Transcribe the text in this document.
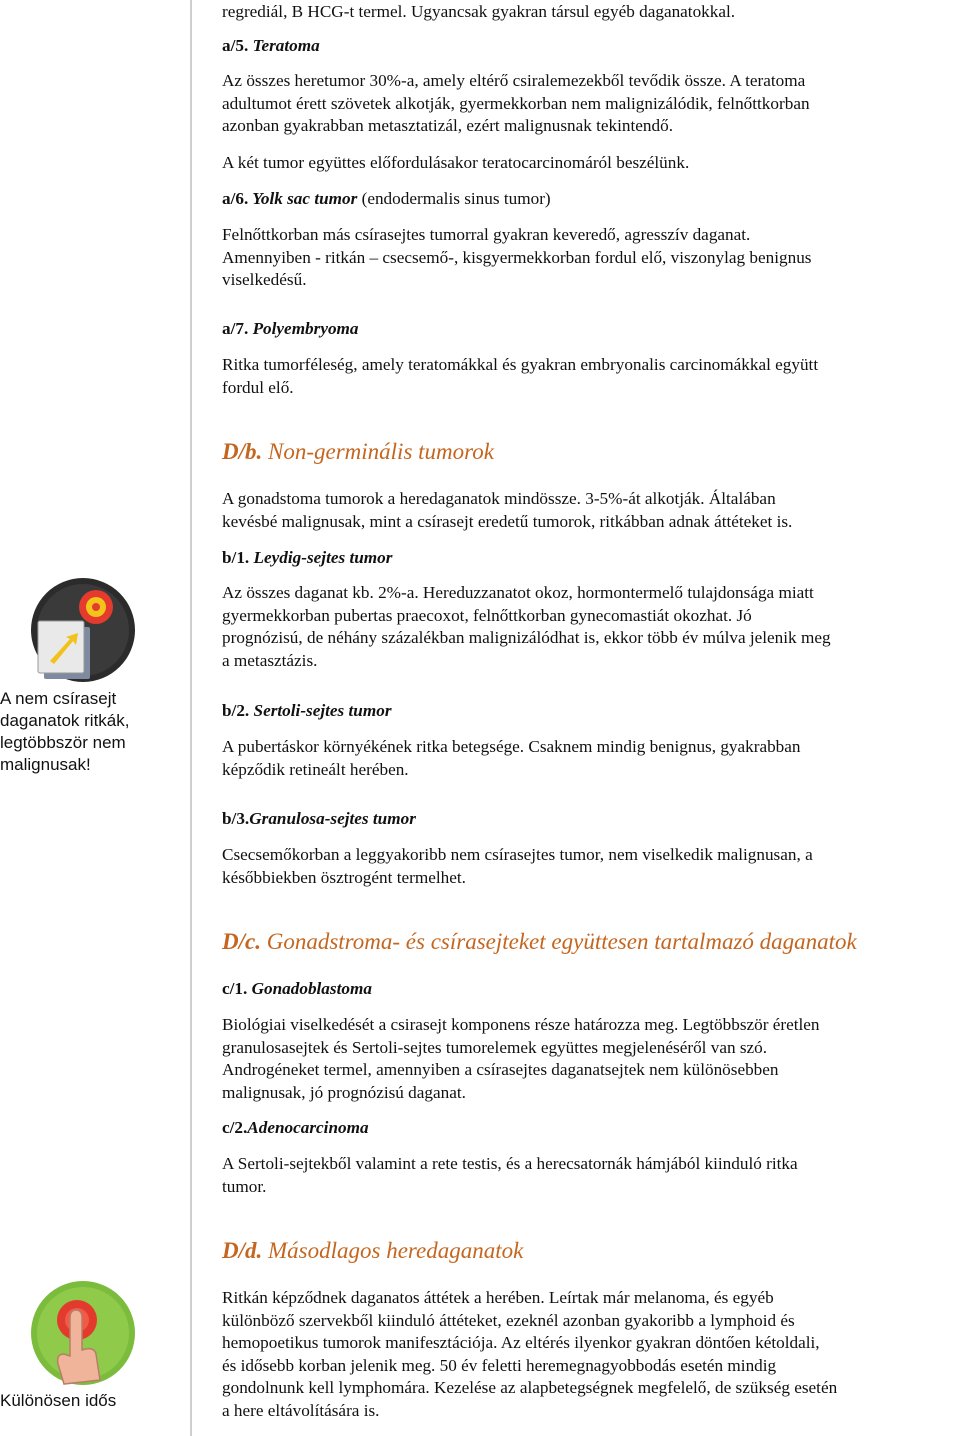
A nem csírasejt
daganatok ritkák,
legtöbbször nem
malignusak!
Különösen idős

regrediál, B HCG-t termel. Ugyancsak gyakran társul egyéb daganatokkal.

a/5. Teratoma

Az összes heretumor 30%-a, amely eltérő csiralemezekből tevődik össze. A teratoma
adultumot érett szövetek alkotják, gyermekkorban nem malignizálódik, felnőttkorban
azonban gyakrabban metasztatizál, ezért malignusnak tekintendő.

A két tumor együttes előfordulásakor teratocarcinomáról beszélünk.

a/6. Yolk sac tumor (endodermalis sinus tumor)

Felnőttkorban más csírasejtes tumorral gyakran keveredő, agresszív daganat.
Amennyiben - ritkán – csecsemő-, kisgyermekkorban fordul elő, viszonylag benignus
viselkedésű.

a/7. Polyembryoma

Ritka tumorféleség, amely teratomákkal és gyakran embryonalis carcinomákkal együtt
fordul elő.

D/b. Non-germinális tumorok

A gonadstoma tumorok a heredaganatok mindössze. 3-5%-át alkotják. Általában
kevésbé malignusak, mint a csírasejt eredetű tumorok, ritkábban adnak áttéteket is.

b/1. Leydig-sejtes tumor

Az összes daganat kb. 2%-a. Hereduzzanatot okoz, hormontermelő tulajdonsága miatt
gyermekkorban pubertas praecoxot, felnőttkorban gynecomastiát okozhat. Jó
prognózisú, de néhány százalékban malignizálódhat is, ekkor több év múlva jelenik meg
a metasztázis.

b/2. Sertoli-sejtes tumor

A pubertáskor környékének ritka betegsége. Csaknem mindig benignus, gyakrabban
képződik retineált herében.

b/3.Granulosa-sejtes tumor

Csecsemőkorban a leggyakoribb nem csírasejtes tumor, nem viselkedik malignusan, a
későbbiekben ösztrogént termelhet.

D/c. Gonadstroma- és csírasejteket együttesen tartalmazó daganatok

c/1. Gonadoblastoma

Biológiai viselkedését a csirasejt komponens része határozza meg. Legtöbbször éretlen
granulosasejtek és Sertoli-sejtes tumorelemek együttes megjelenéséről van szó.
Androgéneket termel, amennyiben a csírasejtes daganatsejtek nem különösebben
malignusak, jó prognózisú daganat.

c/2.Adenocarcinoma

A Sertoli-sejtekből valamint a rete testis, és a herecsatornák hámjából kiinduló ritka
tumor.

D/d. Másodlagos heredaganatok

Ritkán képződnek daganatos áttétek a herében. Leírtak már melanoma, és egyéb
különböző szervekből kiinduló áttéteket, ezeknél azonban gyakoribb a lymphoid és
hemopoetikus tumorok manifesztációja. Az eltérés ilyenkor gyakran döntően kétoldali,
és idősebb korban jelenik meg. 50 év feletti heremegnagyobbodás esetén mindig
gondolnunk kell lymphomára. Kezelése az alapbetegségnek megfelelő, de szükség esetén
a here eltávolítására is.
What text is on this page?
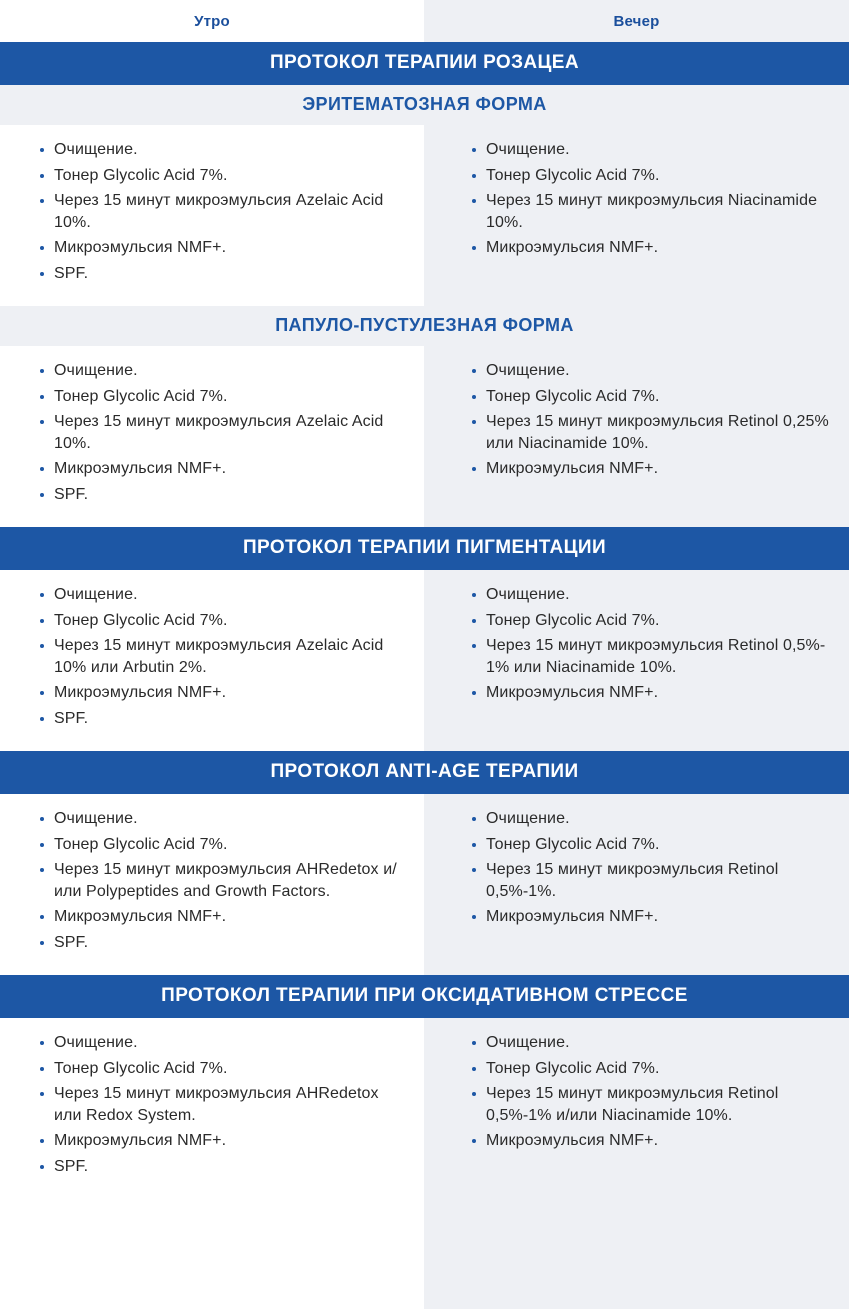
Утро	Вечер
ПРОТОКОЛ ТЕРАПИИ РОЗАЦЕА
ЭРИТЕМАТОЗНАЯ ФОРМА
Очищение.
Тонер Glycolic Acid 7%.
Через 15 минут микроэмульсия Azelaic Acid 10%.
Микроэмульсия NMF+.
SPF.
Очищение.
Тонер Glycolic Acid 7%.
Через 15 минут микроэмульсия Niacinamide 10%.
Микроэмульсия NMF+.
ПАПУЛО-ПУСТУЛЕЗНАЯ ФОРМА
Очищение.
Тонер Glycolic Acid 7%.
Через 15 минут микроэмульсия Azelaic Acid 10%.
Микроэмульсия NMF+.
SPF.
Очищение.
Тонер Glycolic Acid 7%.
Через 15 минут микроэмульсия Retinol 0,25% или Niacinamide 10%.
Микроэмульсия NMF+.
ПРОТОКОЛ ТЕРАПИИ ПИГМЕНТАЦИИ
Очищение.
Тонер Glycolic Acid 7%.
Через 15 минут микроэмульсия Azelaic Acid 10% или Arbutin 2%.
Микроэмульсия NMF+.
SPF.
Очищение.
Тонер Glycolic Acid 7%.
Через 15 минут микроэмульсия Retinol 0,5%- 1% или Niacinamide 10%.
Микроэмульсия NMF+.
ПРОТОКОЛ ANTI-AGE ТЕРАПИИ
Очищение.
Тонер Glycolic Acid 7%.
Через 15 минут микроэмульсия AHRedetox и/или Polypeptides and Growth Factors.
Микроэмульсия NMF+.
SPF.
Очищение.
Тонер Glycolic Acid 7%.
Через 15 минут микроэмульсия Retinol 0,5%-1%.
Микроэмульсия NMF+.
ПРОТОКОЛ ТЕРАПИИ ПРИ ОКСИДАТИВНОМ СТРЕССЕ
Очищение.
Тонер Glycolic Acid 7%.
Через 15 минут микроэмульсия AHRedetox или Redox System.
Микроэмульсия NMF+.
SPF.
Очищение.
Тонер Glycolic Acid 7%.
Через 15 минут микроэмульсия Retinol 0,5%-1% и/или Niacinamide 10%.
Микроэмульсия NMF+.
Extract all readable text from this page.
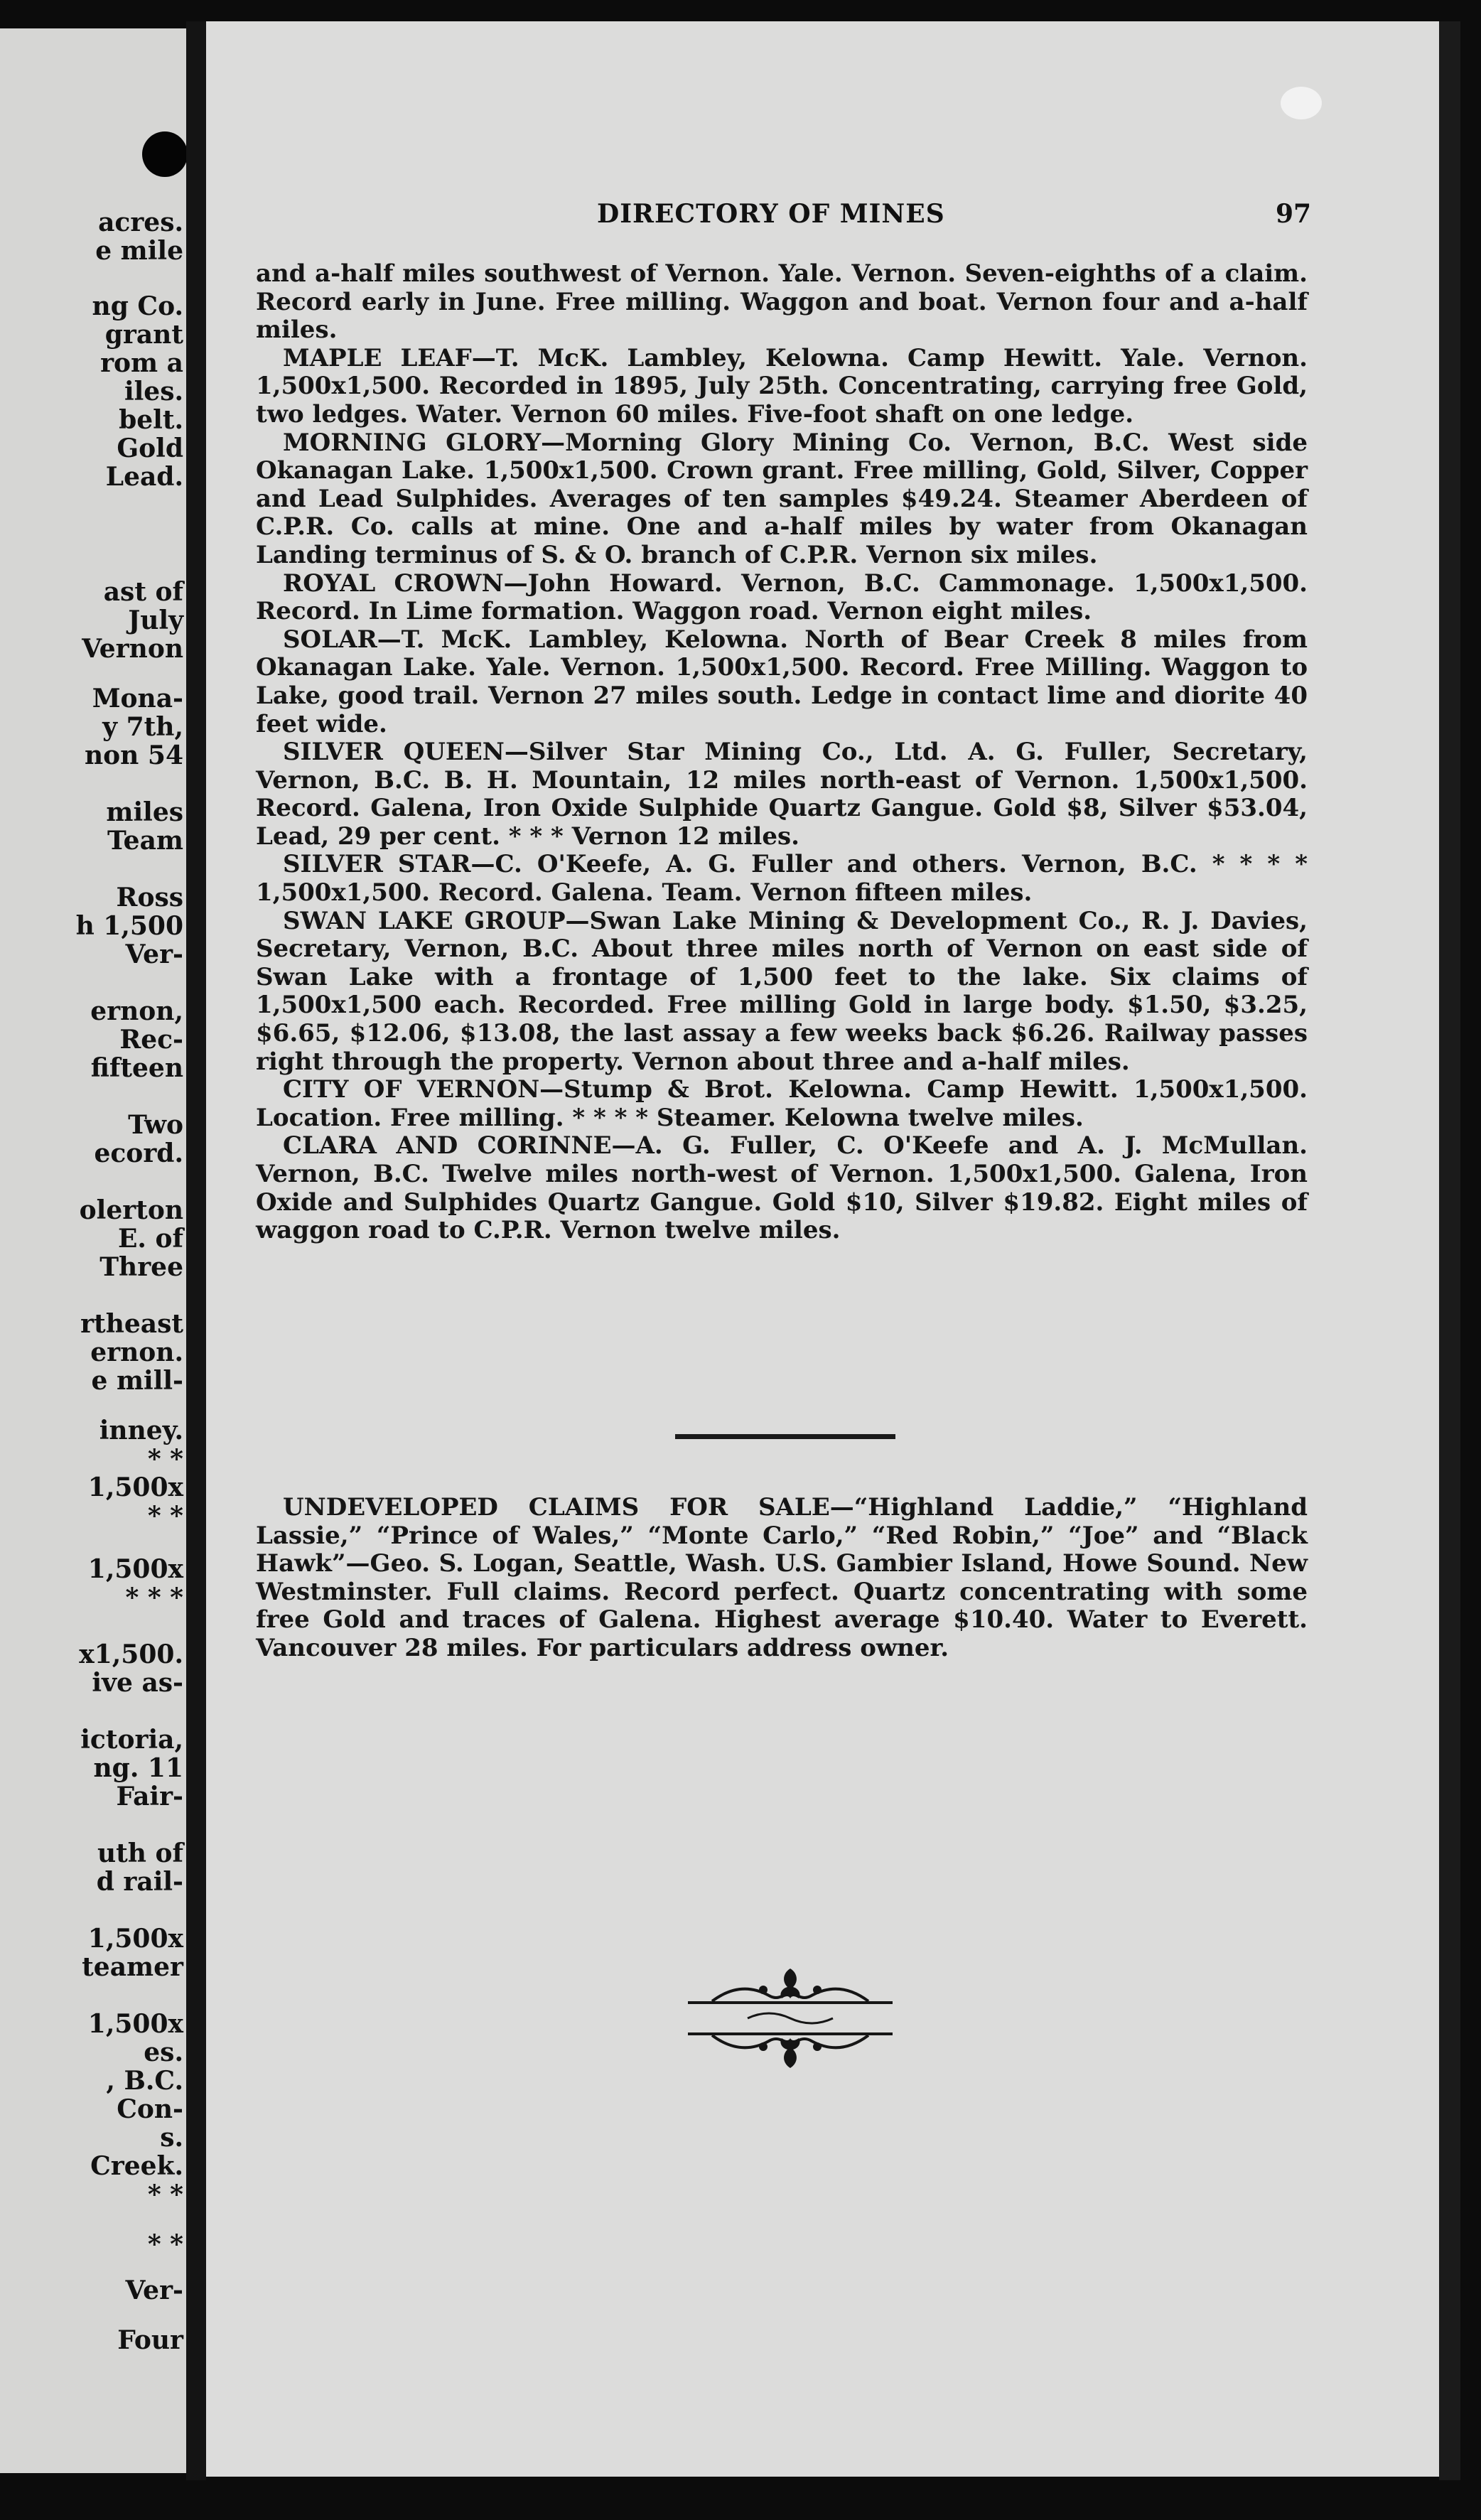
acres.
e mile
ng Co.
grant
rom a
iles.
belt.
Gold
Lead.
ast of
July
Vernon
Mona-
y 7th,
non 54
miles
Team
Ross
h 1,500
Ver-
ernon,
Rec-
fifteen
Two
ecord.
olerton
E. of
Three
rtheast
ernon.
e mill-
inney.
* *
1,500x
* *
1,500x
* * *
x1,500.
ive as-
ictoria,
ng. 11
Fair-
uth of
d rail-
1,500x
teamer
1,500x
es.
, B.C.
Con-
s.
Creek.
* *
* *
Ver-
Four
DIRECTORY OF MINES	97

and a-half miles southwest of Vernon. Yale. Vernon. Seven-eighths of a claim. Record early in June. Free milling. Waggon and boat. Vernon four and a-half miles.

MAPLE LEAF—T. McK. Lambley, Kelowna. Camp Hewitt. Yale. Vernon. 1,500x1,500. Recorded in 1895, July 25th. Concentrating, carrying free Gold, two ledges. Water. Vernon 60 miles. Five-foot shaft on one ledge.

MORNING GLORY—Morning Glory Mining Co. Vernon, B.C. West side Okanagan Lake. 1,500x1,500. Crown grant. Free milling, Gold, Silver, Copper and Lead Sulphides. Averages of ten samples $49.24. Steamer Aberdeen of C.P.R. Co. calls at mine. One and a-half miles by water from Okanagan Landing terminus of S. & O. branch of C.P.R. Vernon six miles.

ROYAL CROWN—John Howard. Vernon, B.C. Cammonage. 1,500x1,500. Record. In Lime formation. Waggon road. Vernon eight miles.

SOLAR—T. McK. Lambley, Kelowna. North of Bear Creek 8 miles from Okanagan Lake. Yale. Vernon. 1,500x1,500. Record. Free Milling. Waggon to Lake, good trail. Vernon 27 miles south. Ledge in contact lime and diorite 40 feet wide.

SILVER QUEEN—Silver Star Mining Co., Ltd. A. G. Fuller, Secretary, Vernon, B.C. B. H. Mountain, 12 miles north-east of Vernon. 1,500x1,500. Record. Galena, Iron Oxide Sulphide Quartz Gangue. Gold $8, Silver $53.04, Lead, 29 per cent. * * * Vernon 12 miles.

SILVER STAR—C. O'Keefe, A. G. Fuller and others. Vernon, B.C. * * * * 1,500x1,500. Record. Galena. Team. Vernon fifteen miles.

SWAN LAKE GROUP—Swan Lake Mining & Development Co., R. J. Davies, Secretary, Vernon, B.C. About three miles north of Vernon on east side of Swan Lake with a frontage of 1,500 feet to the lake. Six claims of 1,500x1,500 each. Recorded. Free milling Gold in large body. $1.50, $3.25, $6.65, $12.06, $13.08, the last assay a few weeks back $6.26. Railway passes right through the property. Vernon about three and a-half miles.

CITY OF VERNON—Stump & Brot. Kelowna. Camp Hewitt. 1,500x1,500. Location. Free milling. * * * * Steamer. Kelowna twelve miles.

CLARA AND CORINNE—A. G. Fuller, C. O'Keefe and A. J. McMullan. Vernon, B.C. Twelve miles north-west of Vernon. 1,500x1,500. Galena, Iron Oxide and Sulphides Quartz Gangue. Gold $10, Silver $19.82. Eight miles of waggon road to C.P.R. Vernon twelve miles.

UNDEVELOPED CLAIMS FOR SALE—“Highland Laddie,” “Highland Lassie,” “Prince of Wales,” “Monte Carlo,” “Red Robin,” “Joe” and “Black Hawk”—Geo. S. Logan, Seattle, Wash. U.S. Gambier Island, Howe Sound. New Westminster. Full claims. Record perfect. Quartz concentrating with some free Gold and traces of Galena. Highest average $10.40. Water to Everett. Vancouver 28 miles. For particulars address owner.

= = = = =

• **ACTIVITY**: Return every line in the records that includes the string "ТЕРАПИИ".

• **EXERCISE SOLUTION**:
ПРОТОКОЛ ТЕРАПИИ РОЗАЦЕА
ПРОТОКОЛ ТЕРАПИИ ПИГМЕНТАЦИИ
ПРОТОКОЛ ANTI-AGE ТЕРАПИИ
ПРОТОКОЛ ТЕРАПИИ ПРИ ОКСИДАТИВНОМ СТРЕССЕ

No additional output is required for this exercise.